▶ **EXERCISE DIRECTIONS**
Exactly as written, please set down all of the entries again, with no pictures.

▶ **DATA EXTRACT**
------------------------
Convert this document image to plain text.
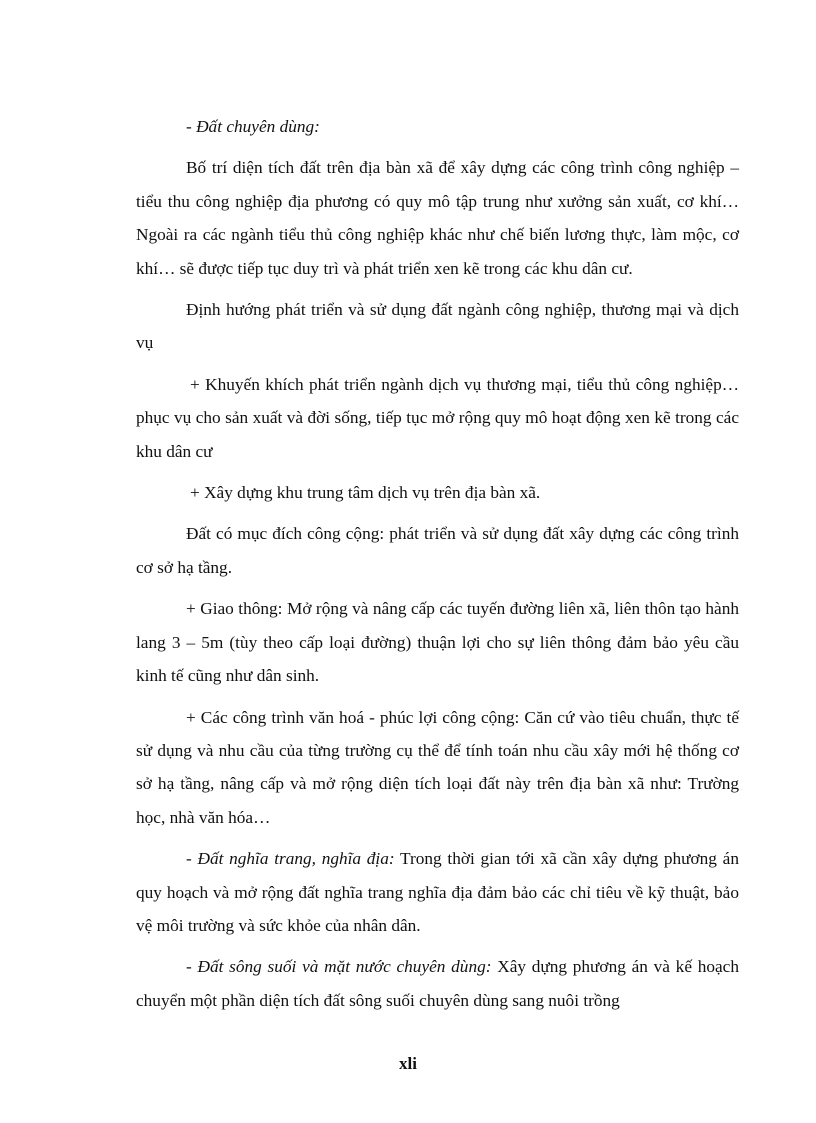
- Đất chuyên dùng:

Bố trí diện tích đất trên địa bàn xã để xây dựng các công trình công nghiệp – tiểu thu công nghiệp địa phương có quy mô tập trung như xưởng sản xuất, cơ khí… Ngoài ra các ngành tiểu thủ công nghiệp khác như chế biến lương thực, làm mộc, cơ khí… sẽ được tiếp tục duy trì và phát triển xen kẽ trong các khu dân cư.

Định hướng phát triển và sử dụng đất ngành công nghiệp, thương mại và dịch vụ

+ Khuyến khích phát triển ngành dịch vụ thương mại, tiểu thủ công nghiệp… phục vụ cho sản xuất và đời sống, tiếp tục mở rộng quy mô hoạt động xen kẽ trong các khu dân cư

+ Xây dựng khu trung tâm dịch vụ trên địa bàn xã.

Đất có mục đích công cộng: phát triển và sử dụng đất xây dựng các công trình cơ sở hạ tầng.

+ Giao thông: Mở rộng và nâng cấp các tuyến đường liên xã, liên thôn tạo hành lang 3 – 5m (tùy theo cấp loại đường) thuận lợi cho sự liên thông đảm bảo yêu cầu kinh tế cũng như dân sinh.

+ Các công trình văn hoá - phúc lợi công cộng: Căn cứ vào tiêu chuẩn, thực tế sử dụng và nhu cầu của từng trường cụ thể để tính toán nhu cầu xây mới hệ thống cơ sở hạ tầng, nâng cấp và mở rộng diện tích loại đất này trên địa bàn xã như: Trường học, nhà văn hóa…

- Đất nghĩa trang, nghĩa địa: Trong thời gian tới xã cần xây dựng phương án quy hoạch và mở rộng đất nghĩa trang nghĩa địa đảm bảo các chỉ tiêu về kỹ thuật, bảo vệ môi trường và sức khỏe của nhân dân.

- Đất sông suối và mặt nước chuyên dùng: Xây dựng phương án và kế hoạch chuyển một phần diện tích đất sông suối chuyên dùng sang nuôi trồng

xli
------------------------
▶ **SOLUTION FOR THIS TASK**
Convert this document image to plain text.
- Đất chuyên dùng:

Bố trí diện tích đất trên địa bàn xã để xây dựng các công trình công nghiệp – tiểu thu công nghiệp địa phương có quy mô tập trung như xưởng sản xuất, cơ khí… Ngoài ra các ngành tiểu thủ công nghiệp khác như chế biến lương thực, làm mộc, cơ khí… sẽ được tiếp tục duy trì và phát triển xen kẽ trong các khu dân cư.

Định hướng phát triển và sử dụng đất ngành công nghiệp, thương mại và dịch vụ

+ Khuyến khích phát triển ngành dịch vụ thương mại, tiểu thủ công nghiệp… phục vụ cho sản xuất và đời sống, tiếp tục mở rộng quy mô hoạt động xen kẽ trong các khu dân cư

+ Xây dựng khu trung tâm dịch vụ trên địa bàn xã.

Đất có mục đích công cộng: phát triển và sử dụng đất xây dựng các công trình cơ sở hạ tầng.

+ Giao thông: Mở rộng và nâng cấp các tuyến đường liên xã, liên thôn tạo hành lang 3 – 5m (tùy theo cấp loại đường) thuận lợi cho sự liên thông đảm bảo yêu cầu kinh tế cũng như dân sinh.

+ Các công trình văn hoá - phúc lợi công cộng: Căn cứ vào tiêu chuẩn, thực tế sử dụng và nhu cầu của từng trường cụ thể để tính toán nhu cầu xây mới hệ thống cơ sở hạ tầng, nâng cấp và mở rộng diện tích loại đất này trên địa bàn xã như: Trường học, nhà văn hóa…

- Đất nghĩa trang, nghĩa địa: Trong thời gian tới xã cần xây dựng phương án quy hoạch và mở rộng đất nghĩa trang nghĩa địa đảm bảo các chỉ tiêu về kỹ thuật, bảo vệ môi trường và sức khỏe của nhân dân.

- Đất sông suối và mặt nước chuyên dùng: Xây dựng phương án và kế hoạch chuyển một phần diện tích đất sông suối chuyên dùng sang nuôi trồng

xli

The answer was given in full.